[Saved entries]
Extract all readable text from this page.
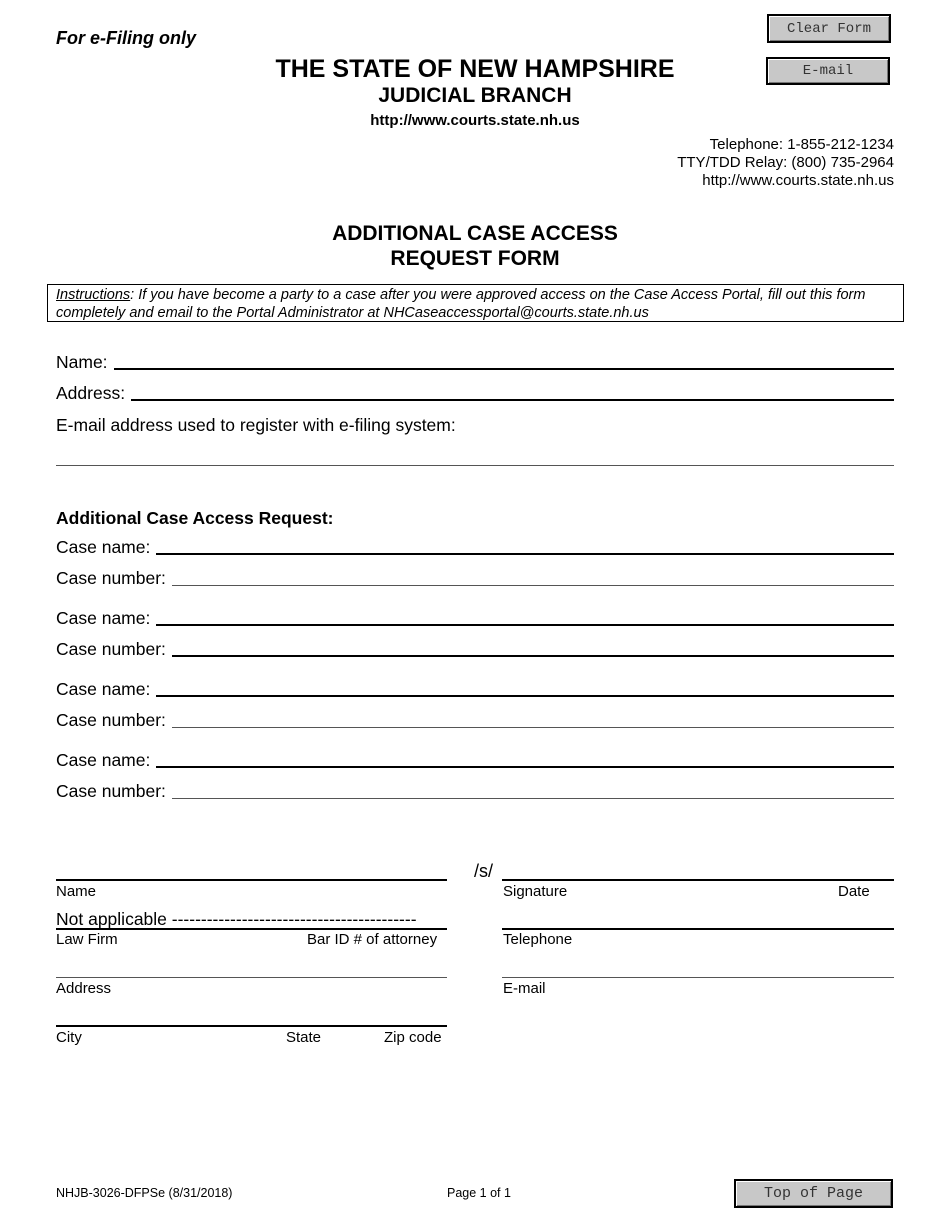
For e-Filing only	Clear Form
E-mail
THE STATE OF NEW HAMPSHIRE
JUDICIAL BRANCH
http://www.courts.state.nh.us
Telephone: 1-855-212-1234
TTY/TDD Relay: (800) 735-2964
http://www.courts.state.nh.us
ADDITIONAL CASE ACCESS
REQUEST FORM
Instructions: If you have become a party to a case after you were approved access on the Case Access Portal, fill out this form completely and email to the Portal Administrator at NHCaseaccessportal@courts.state.nh.us
Name:
Address:
E-mail address used to register with e-filing system:
Additional Case Access Request:
Case name:
Case number:
Case name:
Case number:
Case name:
Case number:
Case name:
Case number:
/s/
Name	Signature	Date
Not applicable ------------------------------------------
Law Firm	Bar ID # of attorney	Telephone
Address	E-mail
City	State	Zip code
NHJB-3026-DFPSe (8/31/2018)	Page 1 of 1	Top of Page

Problem requirements –
Apart from the pictures, the entries above are to be repeated in full and exactly.

The answer –
Extract all readable text from this page.
For e-Filing only	Clear Form
E-mail
THE STATE OF NEW HAMPSHIRE
JUDICIAL BRANCH
http://www.courts.state.nh.us
Telephone: 1-855-212-1234
TTY/TDD Relay: (800) 735-2964
http://www.courts.state.nh.us
ADDITIONAL CASE ACCESS
REQUEST FORM
Instructions: If you have become a party to a case after you were approved access on the Case Access Portal, fill out this form completely and email to the Portal Administrator at NHCaseaccessportal@courts.state.nh.us
Name:
Address:
E-mail address used to register with e-filing system:
Additional Case Access Request:
Case name:
Case number:
Case name:
Case number:
Case name:
Case number:
Case name:
Case number:
/s/
Name	Signature	Date
Not applicable ------------------------------------------
Law Firm	Bar ID # of attorney	Telephone
Address	E-mail
City	State	Zip code
NHJB-3026-DFPSe (8/31/2018)	Page 1 of 1	Top of Page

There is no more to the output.